Written task - Extend the essay on prophetic holiness and ethics in Isaiah below, beginning immediately after its final sentence.

Prophetic Holiness and Ethics

 

It is well known that the classic yeshiva curriculum is dominated by the Talmud, not by the Torah and its rabbinic and philosophical exegetes. When Torah is studied, it is largely limited by a focus on Humash, or Pentateuch, and does not go beyond this to the Ketuvim (Writings) and Neviim, (Prophets). Given the theological and ethical treasures in these books, it is certainly a shame and a loss to the observant world. It is also somewhat odd that these texts are not systematically studied, given that we read from these books in the Haftarot every Shabbat and Festival. Of the many Haftarot that we read, the book that we read most often is Yeshayahu or Isaiah. If Orthodox Judaism ignores Isaiah, Devarim Rabba places Isaiah alongside Moses as the greatest of the prophets (2:4). Isaiah has a central standing among the prophets of Israel and it is noteworthy, given our concerns with kedusha that the most common epithet for God that Isaiah uses is K’dosh Yisrael “The Holy One of Israel” (Is 1:4).

According to Isaiah and most of the other classical prophets, holiness is articulated in terms of social justice and political ethics. In focusing on social morality, the prophets, at times, appear to be opposing the centrality of the cult and issues of ritual purity. Despite this however, Jewish critics like Yehezkel Kaufmannn, Moshe Weinfeld and Shalom Paul, argue that the prophets did not seek the end of sacrifices and traditions or ritual purity any more than they wanted the monarchy to end. Rather, they were critics of these institutions who sought to rid them of corruption and place them in their rightful place in service to God. That Isaiah’s vision of the angels proclaiming God’s holiness: Kadosh, Kadosh, Kadosh, occurred in the Temple (Is 6:3) and that the prophet Ezekiel was himself a priest, certainly suggests that the prophets did not intend to do away with the priesthood. However, with Isaiah, we do have one of the most forceful critics of excessive concern for the intricacies of ritual purity and holiness alone. That Isaiah refers to God as “the Holy One of Israel” and uses this appellation consistently throughout his text, suggests that ethics is not only required by the Holy One of Israel, but that the Holy One Himself is morally righteous and that human righteousness is grounded in God. In verse 5:16 Isaiah says: “And God the Holy One is sanctified through righteousness” (Holy Scriptures, JPS translation,1950); or an alternative translation could be “The holy God shall make Himself holy (n’qadesh b’tzedeq ) through righteousness.” So Isaiah’s view, following the Torah’s view, is that the moral law is underpinned and founded in God. Let us hear the words of Isaiah, which as he says, are the word of God.

Data -
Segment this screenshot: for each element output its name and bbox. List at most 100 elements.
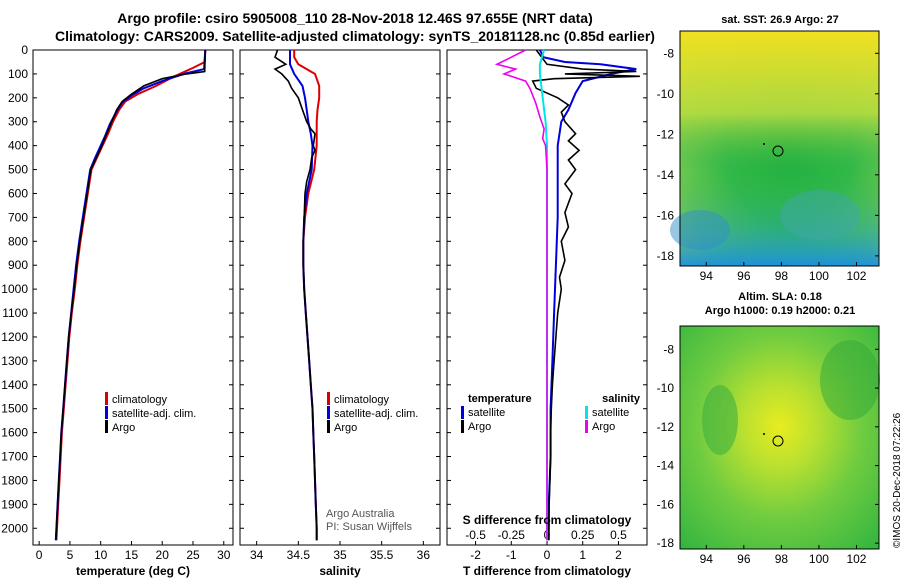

Written response -
Hear the word of the Lord…



“What need have I of all your sacrifices?”



Says the Lord.



“I am sated with the burnt offerings of rams,



And suet of fatlings,



And blood of bulls…



Who asked that of you?



Trample my courts no more;



Bringing oblations is futile,



Incense is offensive to me,



New moon and Sabbath



Proclaiming solemnities



Assemblies with iniquity



I cannot abide. …



Though you pray at length,



I will not listen



Your hands are full of blood—



Wash yourselves clean



Put your evil doings



Away from My sight,



Cease to do evil,



Learn to do good



Devote yourselves to justice;



Aid the wronged,



Uphold the rights of the orphan;



Defend the cause of the widow.”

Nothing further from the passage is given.